• TEKS HALAMAN:
+++++
Bulan April selalu mengingatkan kita kepada seorang pejuang perempuan yang dengan gigih memperjuangkan cita-citanya. Dari surat-suratnya yang ditujukan kepada sahabatnya nyatalah perjuangan Kartini bukan hanya untuk kepentingan pribadi melainkan untuk kaumnya, bahkan untuk rakyat dan negaranya. Di usia yang masih sangat belia pemikiran-pemikirannya telah mampu menilai berbagai macam ketidakadilan yang melanda kaumnya. Sekilas kisah hidup R A Kartini berikut ini semoga menginspirasi kita.
 
A. Masa Kecil Raden Ajeng Kartini
Kartini lahir pada tanggal 28 Robiul Akhir tahun Jawa 1808 atau 21 April 1879 di Mayong Kabupaten Jepara. Ayahnya R.M. Adipati Ario Sosroningrat adalah Bupati Jepara yang memiliki kekuasaan besar. Kartini kecil bersekolah Belanda di Jepara. Dimasa sekolah Kartini merasa bebas, waktu sudah berumur dua belas tahun Kartini dipingit. Orang tua Kartini memegang adat memingit dengan teguh meskipun dalam hal lain sudah maju.. Melalui surat-menyurat dengan para sahabatnya ia sampaikan keprihatiannya akan persoalan yang tengah meililit bangsanya, keprihatinan atas nasib kaum wanita serta gagasan dan cita-cita besar yang ingin diraihnya. Adat istiadat pada waktu itu perempuan tidak boleh berpendidikan, perempuan tidak boleh bekerja di luar rumah dan tidak boleh menduduki jabatan di dalam masyarakat. Perempuan tidak boleh punya kemauan dan bersedia dikawinkan dengan pilihan orang tuanya. Inilah yang nantinya akan diperjuangkan R.A Kartini“Selama ini hanya satu jalan bagi gadis Bumiputera akan menempuh hidup ialah kawin” (surat kepada Nona Zeehandelar, 23 Agustus 1900).
+++++
• ISI DATA:
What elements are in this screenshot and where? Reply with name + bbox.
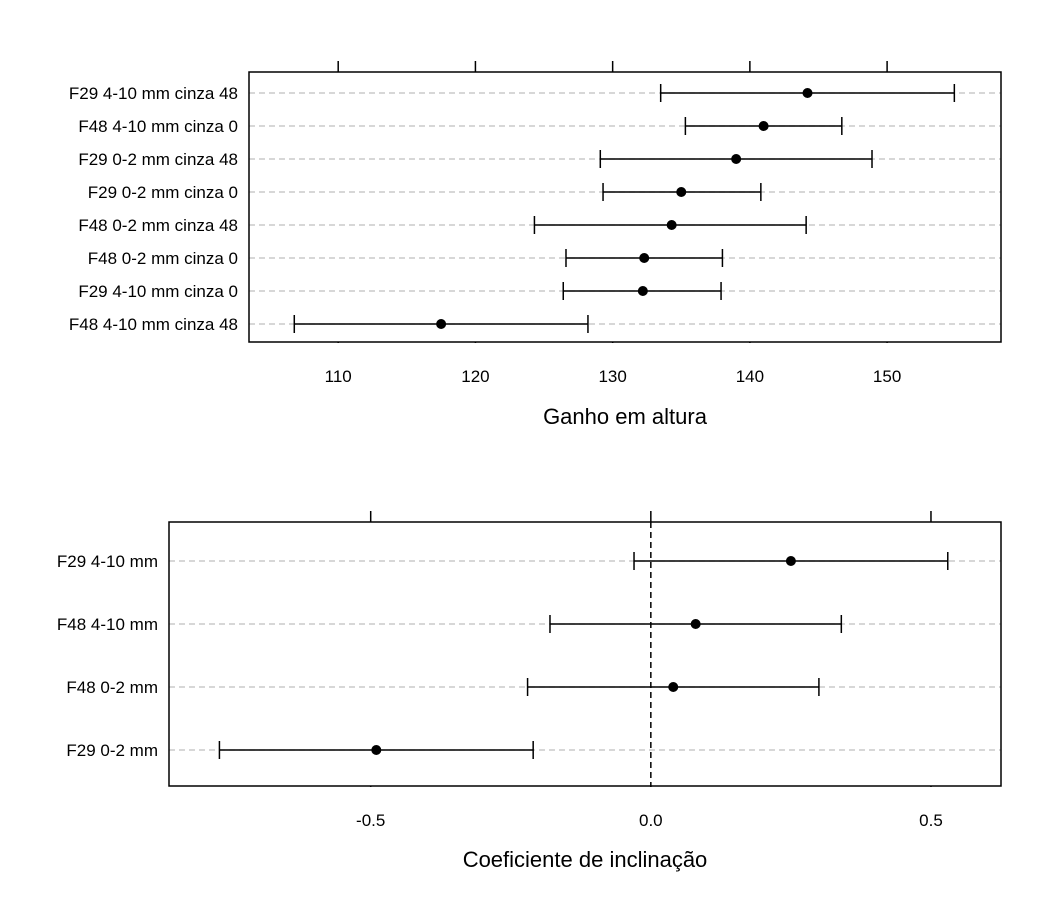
+++++
• TUJUAN:
A. Menurut teks halaman tentang Kartini, dari mana dapat diketahui bahwa perjuangan Kartini bukan hanya untuk kepentingan pribadi? Jawablah dalam satu sampai tiga kalimat.
B. Lanjutkan teks halaman tentang kisah hidup Kartini setelah kalimat terakhirnya.
Materi di atas tidak berkaitan dengan teks halaman.

• JAWABAN:
A. Hal itu tampak dari surat-surat yang ditujukan Kartini kepada sahabatnya. Surat-surat itu menunjukkan bahwa ia berjuang untuk kaumnya, bahkan untuk rakyat dan negaranya.

B.
B. Perannya Kartini dalam Memerangi Kebodohan
Empat tahun lamanya Kartini dipingit tiada diizinkan keluar. Waktu Kartini sudah berumur 16 tahun Kartini dibebaskan dari pingitan dan setelah itu ia dipingit kembali. Bersama adiknya ia bercita-cita mendirikan sekolah. Kegemaran Kartini adalah membaca dan menulis,banyak surat surat yang dikirim kepada para sahabatnya yang berisi keprihatinan serta cita-citanya. Dalam merealisasikan cita-citanya Kartini mendirikan sekolah khusus.Untuk membuka sekolah yang dibantu pemerintah, tidak terealisasi sehingga Kartini hanya melanjutkan sekolah yang diberikan keluarganya. Justru karena itu ia dapat memberikan pelajaran agama yang dalam kurikulum pemerintah tidak ada. Pada tanggal 8 Agustus 1900 Kartini berkenalan dengan Mr. Abandanon yang kemudian jalan cita-cita Kartini banyak terbimbing olehnya dan istrinya. Pada tahun 1902 Kartini berkenalan dengan Tuan Van Kol dan istrinya. Ia menyampaikan keinginannya untuk pergi menuntut ilmu ke Negeri Belanda. Pada tanggal 25 Januari 1903 Mr. Abendanon berkunjung ke Jepara dan menasihati Kartini agar tidak pergi ke Belanda karena hanya akan merugikan cita-citanya. Kemudian ia mengajukan usul untuk sekolah guru di Batavia. Keinginannya untuk belajar sebenarnya telah mendapatkan izin dari pemerintah Belanda. Kepergian ke Batavia dan ke Belanda pun gagal karena ia akan segera menikah.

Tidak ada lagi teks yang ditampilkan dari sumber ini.